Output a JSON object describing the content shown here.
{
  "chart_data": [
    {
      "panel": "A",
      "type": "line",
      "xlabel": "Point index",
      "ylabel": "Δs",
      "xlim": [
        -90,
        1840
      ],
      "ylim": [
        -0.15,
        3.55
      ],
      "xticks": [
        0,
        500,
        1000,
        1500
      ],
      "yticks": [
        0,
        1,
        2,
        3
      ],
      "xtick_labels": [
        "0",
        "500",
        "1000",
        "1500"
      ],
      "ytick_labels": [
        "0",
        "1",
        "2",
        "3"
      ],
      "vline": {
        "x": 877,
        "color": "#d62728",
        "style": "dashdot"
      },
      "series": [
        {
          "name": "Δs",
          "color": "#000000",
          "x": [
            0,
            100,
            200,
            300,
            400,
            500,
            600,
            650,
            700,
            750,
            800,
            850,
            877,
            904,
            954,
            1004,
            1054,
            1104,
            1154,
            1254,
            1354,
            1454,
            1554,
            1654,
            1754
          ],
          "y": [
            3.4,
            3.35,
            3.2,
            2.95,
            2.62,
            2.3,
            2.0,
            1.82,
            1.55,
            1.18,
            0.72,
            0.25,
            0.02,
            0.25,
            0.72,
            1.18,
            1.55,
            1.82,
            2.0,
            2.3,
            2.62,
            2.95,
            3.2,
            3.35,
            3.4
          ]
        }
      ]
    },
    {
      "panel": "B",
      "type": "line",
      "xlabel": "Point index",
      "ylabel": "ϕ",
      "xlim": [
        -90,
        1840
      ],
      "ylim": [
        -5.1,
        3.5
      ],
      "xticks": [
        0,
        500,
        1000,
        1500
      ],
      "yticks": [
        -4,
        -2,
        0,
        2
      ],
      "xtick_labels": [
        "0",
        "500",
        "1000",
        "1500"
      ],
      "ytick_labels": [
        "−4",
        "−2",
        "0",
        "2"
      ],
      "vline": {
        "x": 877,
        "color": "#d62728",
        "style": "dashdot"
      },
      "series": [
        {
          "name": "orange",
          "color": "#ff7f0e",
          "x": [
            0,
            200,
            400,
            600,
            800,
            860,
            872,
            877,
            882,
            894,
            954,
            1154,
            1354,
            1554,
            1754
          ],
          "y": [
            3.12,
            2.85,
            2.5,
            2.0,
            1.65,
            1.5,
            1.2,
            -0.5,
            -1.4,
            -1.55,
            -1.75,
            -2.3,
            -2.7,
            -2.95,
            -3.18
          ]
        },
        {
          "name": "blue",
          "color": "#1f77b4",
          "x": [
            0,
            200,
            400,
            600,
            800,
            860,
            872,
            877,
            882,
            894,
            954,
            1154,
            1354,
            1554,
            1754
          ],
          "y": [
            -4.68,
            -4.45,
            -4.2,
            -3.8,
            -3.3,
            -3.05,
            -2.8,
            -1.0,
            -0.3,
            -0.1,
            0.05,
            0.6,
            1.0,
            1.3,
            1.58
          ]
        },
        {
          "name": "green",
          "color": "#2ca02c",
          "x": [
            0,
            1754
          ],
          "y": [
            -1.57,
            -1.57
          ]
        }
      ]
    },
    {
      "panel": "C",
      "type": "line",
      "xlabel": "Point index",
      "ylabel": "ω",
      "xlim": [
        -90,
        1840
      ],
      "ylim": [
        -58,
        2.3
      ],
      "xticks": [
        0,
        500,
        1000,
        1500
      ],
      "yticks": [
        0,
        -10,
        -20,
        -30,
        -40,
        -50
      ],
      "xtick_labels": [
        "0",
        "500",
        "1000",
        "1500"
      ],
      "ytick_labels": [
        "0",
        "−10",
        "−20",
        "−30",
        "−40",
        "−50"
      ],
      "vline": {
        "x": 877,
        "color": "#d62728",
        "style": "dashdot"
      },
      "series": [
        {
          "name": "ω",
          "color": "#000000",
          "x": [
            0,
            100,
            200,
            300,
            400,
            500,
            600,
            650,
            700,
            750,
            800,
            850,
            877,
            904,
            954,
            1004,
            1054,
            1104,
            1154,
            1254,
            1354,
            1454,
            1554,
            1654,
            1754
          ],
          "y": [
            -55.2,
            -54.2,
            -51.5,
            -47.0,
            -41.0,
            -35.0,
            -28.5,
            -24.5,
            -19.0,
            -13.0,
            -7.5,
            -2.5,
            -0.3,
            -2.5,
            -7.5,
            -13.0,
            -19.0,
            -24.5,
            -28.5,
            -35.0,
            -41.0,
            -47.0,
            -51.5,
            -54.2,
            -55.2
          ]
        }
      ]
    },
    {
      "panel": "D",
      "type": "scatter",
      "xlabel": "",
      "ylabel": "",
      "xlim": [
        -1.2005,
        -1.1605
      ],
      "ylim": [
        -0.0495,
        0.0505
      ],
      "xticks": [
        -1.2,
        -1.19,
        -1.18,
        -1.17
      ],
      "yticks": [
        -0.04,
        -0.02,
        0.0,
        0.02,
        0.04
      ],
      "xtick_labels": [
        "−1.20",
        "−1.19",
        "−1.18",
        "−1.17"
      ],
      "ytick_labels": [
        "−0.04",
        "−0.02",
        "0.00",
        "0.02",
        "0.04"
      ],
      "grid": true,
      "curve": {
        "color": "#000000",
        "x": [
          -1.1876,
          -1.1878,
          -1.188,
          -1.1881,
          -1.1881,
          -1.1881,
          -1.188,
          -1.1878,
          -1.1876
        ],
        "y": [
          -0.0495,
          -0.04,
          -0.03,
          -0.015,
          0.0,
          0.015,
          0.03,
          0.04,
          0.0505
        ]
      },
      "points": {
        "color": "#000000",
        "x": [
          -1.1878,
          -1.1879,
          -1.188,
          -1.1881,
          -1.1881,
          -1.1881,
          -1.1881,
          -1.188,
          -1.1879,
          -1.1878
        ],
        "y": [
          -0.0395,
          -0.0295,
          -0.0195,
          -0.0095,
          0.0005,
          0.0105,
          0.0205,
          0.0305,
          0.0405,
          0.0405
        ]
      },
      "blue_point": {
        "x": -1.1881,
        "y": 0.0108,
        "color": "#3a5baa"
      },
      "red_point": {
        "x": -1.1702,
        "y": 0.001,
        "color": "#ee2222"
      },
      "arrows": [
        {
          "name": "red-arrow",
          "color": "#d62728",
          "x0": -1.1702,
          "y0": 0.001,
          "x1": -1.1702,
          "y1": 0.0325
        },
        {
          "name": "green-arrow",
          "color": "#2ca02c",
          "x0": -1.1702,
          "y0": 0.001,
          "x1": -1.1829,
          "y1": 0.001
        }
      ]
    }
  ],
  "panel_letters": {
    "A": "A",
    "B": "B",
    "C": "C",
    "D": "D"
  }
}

+---+

The problem ::
Give all the entries again exactly; leave none out.

The solution ::
Output a JSON object describing the content shown here.
{
  "chart_data": [
    {
      "panel": "A",
      "type": "line",
      "xlabel": "Point index",
      "ylabel": "Δs",
      "xlim": [
        -90,
        1840
      ],
      "ylim": [
        -0.15,
        3.55
      ],
      "xticks": [
        0,
        500,
        1000,
        1500
      ],
      "yticks": [
        0,
        1,
        2,
        3
      ],
      "xtick_labels": [
        "0",
        "500",
        "1000",
        "1500"
      ],
      "ytick_labels": [
        "0",
        "1",
        "2",
        "3"
      ],
      "vline": {
        "x": 877,
        "color": "#d62728",
        "style": "dashdot"
      },
      "series": [
        {
          "name": "Δs",
          "color": "#000000",
          "x": [
            0,
            100,
            200,
            300,
            400,
            500,
            600,
            650,
            700,
            750,
            800,
            850,
            877,
            904,
            954,
            1004,
            1054,
            1104,
            1154,
            1254,
            1354,
            1454,
            1554,
            1654,
            1754
          ],
          "y": [
            3.4,
            3.35,
            3.2,
            2.95,
            2.62,
            2.3,
            2.0,
            1.82,
            1.55,
            1.18,
            0.72,
            0.25,
            0.02,
            0.25,
            0.72,
            1.18,
            1.55,
            1.82,
            2.0,
            2.3,
            2.62,
            2.95,
            3.2,
            3.35,
            3.4
          ]
        }
      ]
    },
    {
      "panel": "B",
      "type": "line",
      "xlabel": "Point index",
      "ylabel": "ϕ",
      "xlim": [
        -90,
        1840
      ],
      "ylim": [
        -5.1,
        3.5
      ],
      "xticks": [
        0,
        500,
        1000,
        1500
      ],
      "yticks": [
        -4,
        -2,
        0,
        2
      ],
      "xtick_labels": [
        "0",
        "500",
        "1000",
        "1500"
      ],
      "ytick_labels": [
        "−4",
        "−2",
        "0",
        "2"
      ],
      "vline": {
        "x": 877,
        "color": "#d62728",
        "style": "dashdot"
      },
      "series": [
        {
          "name": "orange",
          "color": "#ff7f0e",
          "x": [
            0,
            200,
            400,
            600,
            800,
            860,
            872,
            877,
            882,
            894,
            954,
            1154,
            1354,
            1554,
            1754
          ],
          "y": [
            3.12,
            2.85,
            2.5,
            2.0,
            1.65,
            1.5,
            1.2,
            -0.5,
            -1.4,
            -1.55,
            -1.75,
            -2.3,
            -2.7,
            -2.95,
            -3.18
          ]
        },
        {
          "name": "blue",
          "color": "#1f77b4",
          "x": [
            0,
            200,
            400,
            600,
            800,
            860,
            872,
            877,
            882,
            894,
            954,
            1154,
            1354,
            1554,
            1754
          ],
          "y": [
            -4.68,
            -4.45,
            -4.2,
            -3.8,
            -3.3,
            -3.05,
            -2.8,
            -1.0,
            -0.3,
            -0.1,
            0.05,
            0.6,
            1.0,
            1.3,
            1.58
          ]
        },
        {
          "name": "green",
          "color": "#2ca02c",
          "x": [
            0,
            1754
          ],
          "y": [
            -1.57,
            -1.57
          ]
        }
      ]
    },
    {
      "panel": "C",
      "type": "line",
      "xlabel": "Point index",
      "ylabel": "ω",
      "xlim": [
        -90,
        1840
      ],
      "ylim": [
        -58,
        2.3
      ],
      "xticks": [
        0,
        500,
        1000,
        1500
      ],
      "yticks": [
        0,
        -10,
        -20,
        -30,
        -40,
        -50
      ],
      "xtick_labels": [
        "0",
        "500",
        "1000",
        "1500"
      ],
      "ytick_labels": [
        "0",
        "−10",
        "−20",
        "−30",
        "−40",
        "−50"
      ],
      "vline": {
        "x": 877,
        "color": "#d62728",
        "style": "dashdot"
      },
      "series": [
        {
          "name": "ω",
          "color": "#000000",
          "x": [
            0,
            100,
            200,
            300,
            400,
            500,
            600,
            650,
            700,
            750,
            800,
            850,
            877,
            904,
            954,
            1004,
            1054,
            1104,
            1154,
            1254,
            1354,
            1454,
            1554,
            1654,
            1754
          ],
          "y": [
            -55.2,
            -54.2,
            -51.5,
            -47.0,
            -41.0,
            -35.0,
            -28.5,
            -24.5,
            -19.0,
            -13.0,
            -7.5,
            -2.5,
            -0.3,
            -2.5,
            -7.5,
            -13.0,
            -19.0,
            -24.5,
            -28.5,
            -35.0,
            -41.0,
            -47.0,
            -51.5,
            -54.2,
            -55.2
          ]
        }
      ]
    },
    {
      "panel": "D",
      "type": "scatter",
      "xlabel": "",
      "ylabel": "",
      "xlim": [
        -1.2005,
        -1.1605
      ],
      "ylim": [
        -0.0495,
        0.0505
      ],
      "xticks": [
        -1.2,
        -1.19,
        -1.18,
        -1.17
      ],
      "yticks": [
        -0.04,
        -0.02,
        0.0,
        0.02,
        0.04
      ],
      "xtick_labels": [
        "−1.20",
        "−1.19",
        "−1.18",
        "−1.17"
      ],
      "ytick_labels": [
        "−0.04",
        "−0.02",
        "0.00",
        "0.02",
        "0.04"
      ],
      "grid": true,
      "curve": {
        "color": "#000000",
        "x": [
          -1.1876,
          -1.1878,
          -1.188,
          -1.1881,
          -1.1881,
          -1.1881,
          -1.188,
          -1.1878,
          -1.1876
        ],
        "y": [
          -0.0495,
          -0.04,
          -0.03,
          -0.015,
          0.0,
          0.015,
          0.03,
          0.04,
          0.0505
        ]
      },
      "points": {
        "color": "#000000",
        "x": [
          -1.1878,
          -1.1879,
          -1.188,
          -1.1881,
          -1.1881,
          -1.1881,
          -1.1881,
          -1.188,
          -1.1879,
          -1.1878
        ],
        "y": [
          -0.0395,
          -0.0295,
          -0.0195,
          -0.0095,
          0.0005,
          0.0105,
          0.0205,
          0.0305,
          0.0405,
          0.0405
        ]
      },
      "blue_point": {
        "x": -1.1881,
        "y": 0.0108,
        "color": "#3a5baa"
      },
      "red_point": {
        "x": -1.1702,
        "y": 0.001,
        "color": "#ee2222"
      },
      "arrows": [
        {
          "name": "red-arrow",
          "color": "#d62728",
          "x0": -1.1702,
          "y0": 0.001,
          "x1": -1.1702,
          "y1": 0.0325
        },
        {
          "name": "green-arrow",
          "color": "#2ca02c",
          "x0": -1.1702,
          "y0": 0.001,
          "x1": -1.1829,
          "y1": 0.001
        }
      ]
    }
  ],
  "panel_letters": {
    "A": "A",
    "B": "B",
    "C": "C",
    "D": "D"
  }
}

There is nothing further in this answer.